[Exercise goal]: Write out all the entries word for word, but skip any images.

[Data shown]:

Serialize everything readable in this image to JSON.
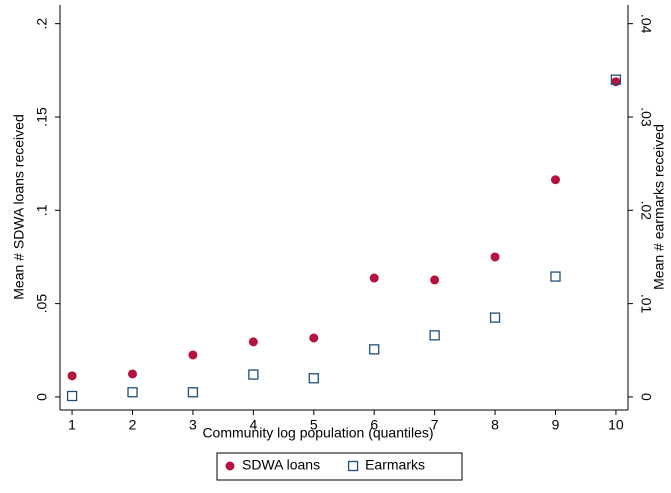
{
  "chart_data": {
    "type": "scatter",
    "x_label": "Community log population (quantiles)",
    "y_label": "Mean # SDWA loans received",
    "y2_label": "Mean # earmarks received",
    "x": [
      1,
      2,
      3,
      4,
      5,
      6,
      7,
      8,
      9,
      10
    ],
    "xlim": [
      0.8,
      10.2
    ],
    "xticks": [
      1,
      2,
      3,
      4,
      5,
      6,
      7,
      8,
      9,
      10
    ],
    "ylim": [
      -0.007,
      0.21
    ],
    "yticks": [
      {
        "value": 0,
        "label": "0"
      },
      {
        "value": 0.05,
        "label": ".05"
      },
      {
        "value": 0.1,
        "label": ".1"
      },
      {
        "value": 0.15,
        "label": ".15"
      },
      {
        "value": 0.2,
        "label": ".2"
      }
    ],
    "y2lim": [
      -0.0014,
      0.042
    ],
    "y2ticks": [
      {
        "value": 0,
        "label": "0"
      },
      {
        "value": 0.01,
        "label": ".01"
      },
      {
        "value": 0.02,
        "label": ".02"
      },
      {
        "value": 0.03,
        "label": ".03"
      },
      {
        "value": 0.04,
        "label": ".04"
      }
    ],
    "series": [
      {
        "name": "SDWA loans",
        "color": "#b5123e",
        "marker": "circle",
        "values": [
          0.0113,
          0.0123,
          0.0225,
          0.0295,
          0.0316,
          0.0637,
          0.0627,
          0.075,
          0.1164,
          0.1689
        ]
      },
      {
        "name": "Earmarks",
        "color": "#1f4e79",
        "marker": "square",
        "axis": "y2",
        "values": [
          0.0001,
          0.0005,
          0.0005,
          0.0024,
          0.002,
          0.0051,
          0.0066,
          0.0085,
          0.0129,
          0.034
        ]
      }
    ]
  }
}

[Finished task]:
Serialize everything readable in this image to JSON.
{
  "chart_data": {
    "type": "scatter",
    "x_label": "Community log population (quantiles)",
    "y_label": "Mean # SDWA loans received",
    "y2_label": "Mean # earmarks received",
    "x": [
      1,
      2,
      3,
      4,
      5,
      6,
      7,
      8,
      9,
      10
    ],
    "xlim": [
      0.8,
      10.2
    ],
    "xticks": [
      1,
      2,
      3,
      4,
      5,
      6,
      7,
      8,
      9,
      10
    ],
    "ylim": [
      -0.007,
      0.21
    ],
    "yticks": [
      {
        "value": 0,
        "label": "0"
      },
      {
        "value": 0.05,
        "label": ".05"
      },
      {
        "value": 0.1,
        "label": ".1"
      },
      {
        "value": 0.15,
        "label": ".15"
      },
      {
        "value": 0.2,
        "label": ".2"
      }
    ],
    "y2lim": [
      -0.0014,
      0.042
    ],
    "y2ticks": [
      {
        "value": 0,
        "label": "0"
      },
      {
        "value": 0.01,
        "label": ".01"
      },
      {
        "value": 0.02,
        "label": ".02"
      },
      {
        "value": 0.03,
        "label": ".03"
      },
      {
        "value": 0.04,
        "label": ".04"
      }
    ],
    "series": [
      {
        "name": "SDWA loans",
        "color": "#b5123e",
        "marker": "circle",
        "values": [
          0.0113,
          0.0123,
          0.0225,
          0.0295,
          0.0316,
          0.0637,
          0.0627,
          0.075,
          0.1164,
          0.1689
        ]
      },
      {
        "name": "Earmarks",
        "color": "#1f4e79",
        "marker": "square",
        "axis": "y2",
        "values": [
          0.0001,
          0.0005,
          0.0005,
          0.0024,
          0.002,
          0.0051,
          0.0066,
          0.0085,
          0.0129,
          0.034
        ]
      }
    ]
  }
}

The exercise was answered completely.